What you should do » All the data below goes into the copy word for word, but the pictures don't.

(Collected data entries)
>> Begin

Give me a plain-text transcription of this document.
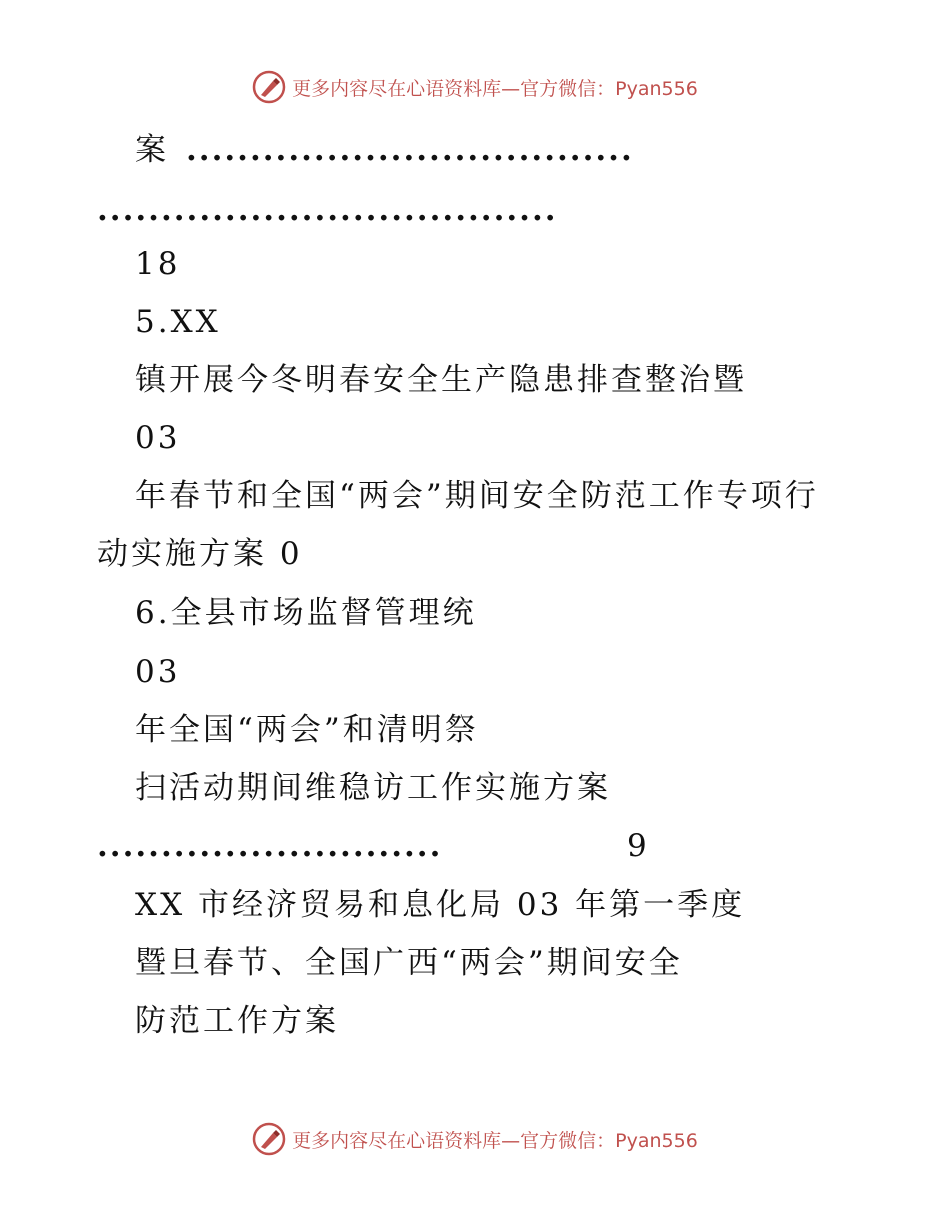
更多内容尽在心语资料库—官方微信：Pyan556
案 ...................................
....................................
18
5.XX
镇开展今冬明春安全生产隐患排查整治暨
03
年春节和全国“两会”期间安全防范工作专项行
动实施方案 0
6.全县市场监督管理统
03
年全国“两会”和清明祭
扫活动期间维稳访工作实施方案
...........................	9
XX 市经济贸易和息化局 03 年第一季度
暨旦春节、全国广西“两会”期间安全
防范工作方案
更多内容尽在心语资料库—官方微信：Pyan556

>> End

Task response »
Give me a plain-text transcription of this document.
更多内容尽在心语资料库—官方微信：Pyan556
案 ...................................
....................................
18
5.XX
镇开展今冬明春安全生产隐患排查整治暨
03
年春节和全国“两会”期间安全防范工作专项行
动实施方案 0
6.全县市场监督管理统
03
年全国“两会”和清明祭
扫活动期间维稳访工作实施方案
...........................	9
XX 市经济贸易和息化局 03 年第一季度
暨旦春节、全国广西“两会”期间安全
防范工作方案
更多内容尽在心语资料库—官方微信：Pyan556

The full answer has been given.